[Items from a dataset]
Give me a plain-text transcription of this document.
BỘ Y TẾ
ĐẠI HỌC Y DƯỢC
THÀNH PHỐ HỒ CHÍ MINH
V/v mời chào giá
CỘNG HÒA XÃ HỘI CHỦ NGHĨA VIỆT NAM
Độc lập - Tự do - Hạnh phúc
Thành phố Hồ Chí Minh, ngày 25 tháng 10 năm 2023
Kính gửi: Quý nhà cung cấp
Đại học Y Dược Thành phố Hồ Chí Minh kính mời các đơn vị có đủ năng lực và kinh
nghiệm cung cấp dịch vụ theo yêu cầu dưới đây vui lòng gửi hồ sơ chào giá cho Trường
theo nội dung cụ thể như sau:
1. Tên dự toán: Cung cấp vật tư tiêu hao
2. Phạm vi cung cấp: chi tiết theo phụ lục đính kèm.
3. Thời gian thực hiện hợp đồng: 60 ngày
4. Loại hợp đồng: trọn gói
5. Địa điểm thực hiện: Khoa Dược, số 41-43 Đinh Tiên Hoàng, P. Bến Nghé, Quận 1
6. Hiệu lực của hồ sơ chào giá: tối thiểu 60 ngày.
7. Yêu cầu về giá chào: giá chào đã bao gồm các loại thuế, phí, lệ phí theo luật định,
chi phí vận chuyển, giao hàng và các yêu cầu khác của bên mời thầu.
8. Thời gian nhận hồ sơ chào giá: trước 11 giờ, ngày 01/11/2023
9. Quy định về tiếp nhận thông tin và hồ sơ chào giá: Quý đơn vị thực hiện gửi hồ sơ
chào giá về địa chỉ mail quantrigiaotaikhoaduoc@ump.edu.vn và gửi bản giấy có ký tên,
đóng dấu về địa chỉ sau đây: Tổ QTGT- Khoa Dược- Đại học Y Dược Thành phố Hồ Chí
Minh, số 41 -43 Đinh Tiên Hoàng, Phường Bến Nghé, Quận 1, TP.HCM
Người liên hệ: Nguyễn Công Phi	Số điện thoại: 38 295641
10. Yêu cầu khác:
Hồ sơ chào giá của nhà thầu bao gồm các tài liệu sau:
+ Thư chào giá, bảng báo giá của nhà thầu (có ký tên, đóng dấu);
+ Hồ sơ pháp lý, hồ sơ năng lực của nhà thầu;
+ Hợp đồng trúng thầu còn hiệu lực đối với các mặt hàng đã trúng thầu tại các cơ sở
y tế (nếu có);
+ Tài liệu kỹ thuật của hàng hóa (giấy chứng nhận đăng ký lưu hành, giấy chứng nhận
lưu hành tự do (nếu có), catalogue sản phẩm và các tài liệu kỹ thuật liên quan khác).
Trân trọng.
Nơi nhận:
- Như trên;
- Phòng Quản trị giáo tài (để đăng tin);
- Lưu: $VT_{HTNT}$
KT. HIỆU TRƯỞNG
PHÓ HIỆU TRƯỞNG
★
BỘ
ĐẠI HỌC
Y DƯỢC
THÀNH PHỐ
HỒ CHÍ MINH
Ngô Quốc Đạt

#### REQUIREMENTS:
Copy every record exactly as presented.

#### WORKED SOLUTION:
Give me a plain-text transcription of this document.
BỘ Y TẾ
ĐẠI HỌC Y DƯỢC
THÀNH PHỐ HỒ CHÍ MINH
V/v mời chào giá
CỘNG HÒA XÃ HỘI CHỦ NGHĨA VIỆT NAM
Độc lập - Tự do - Hạnh phúc
Thành phố Hồ Chí Minh, ngày 25 tháng 10 năm 2023
Kính gửi: Quý nhà cung cấp
Đại học Y Dược Thành phố Hồ Chí Minh kính mời các đơn vị có đủ năng lực và kinh
nghiệm cung cấp dịch vụ theo yêu cầu dưới đây vui lòng gửi hồ sơ chào giá cho Trường
theo nội dung cụ thể như sau:
1. Tên dự toán: Cung cấp vật tư tiêu hao
2. Phạm vi cung cấp: chi tiết theo phụ lục đính kèm.
3. Thời gian thực hiện hợp đồng: 60 ngày
4. Loại hợp đồng: trọn gói
5. Địa điểm thực hiện: Khoa Dược, số 41-43 Đinh Tiên Hoàng, P. Bến Nghé, Quận 1
6. Hiệu lực của hồ sơ chào giá: tối thiểu 60 ngày.
7. Yêu cầu về giá chào: giá chào đã bao gồm các loại thuế, phí, lệ phí theo luật định,
chi phí vận chuyển, giao hàng và các yêu cầu khác của bên mời thầu.
8. Thời gian nhận hồ sơ chào giá: trước 11 giờ, ngày 01/11/2023
9. Quy định về tiếp nhận thông tin và hồ sơ chào giá: Quý đơn vị thực hiện gửi hồ sơ
chào giá về địa chỉ mail quantrigiaotaikhoaduoc@ump.edu.vn và gửi bản giấy có ký tên,
đóng dấu về địa chỉ sau đây: Tổ QTGT- Khoa Dược- Đại học Y Dược Thành phố Hồ Chí
Minh, số 41 -43 Đinh Tiên Hoàng, Phường Bến Nghé, Quận 1, TP.HCM
Người liên hệ: Nguyễn Công Phi	Số điện thoại: 38 295641
10. Yêu cầu khác:
Hồ sơ chào giá của nhà thầu bao gồm các tài liệu sau:
+ Thư chào giá, bảng báo giá của nhà thầu (có ký tên, đóng dấu);
+ Hồ sơ pháp lý, hồ sơ năng lực của nhà thầu;
+ Hợp đồng trúng thầu còn hiệu lực đối với các mặt hàng đã trúng thầu tại các cơ sở
y tế (nếu có);
+ Tài liệu kỹ thuật của hàng hóa (giấy chứng nhận đăng ký lưu hành, giấy chứng nhận
lưu hành tự do (nếu có), catalogue sản phẩm và các tài liệu kỹ thuật liên quan khác).
Trân trọng.
Nơi nhận:
- Như trên;
- Phòng Quản trị giáo tài (để đăng tin);
- Lưu: $VT_{HTNT}$
KT. HIỆU TRƯỞNG
PHÓ HIỆU TRƯỞNG
★
BỘ
ĐẠI HỌC
Y DƯỢC
THÀNH PHỐ
HỒ CHÍ MINH
Ngô Quốc Đạt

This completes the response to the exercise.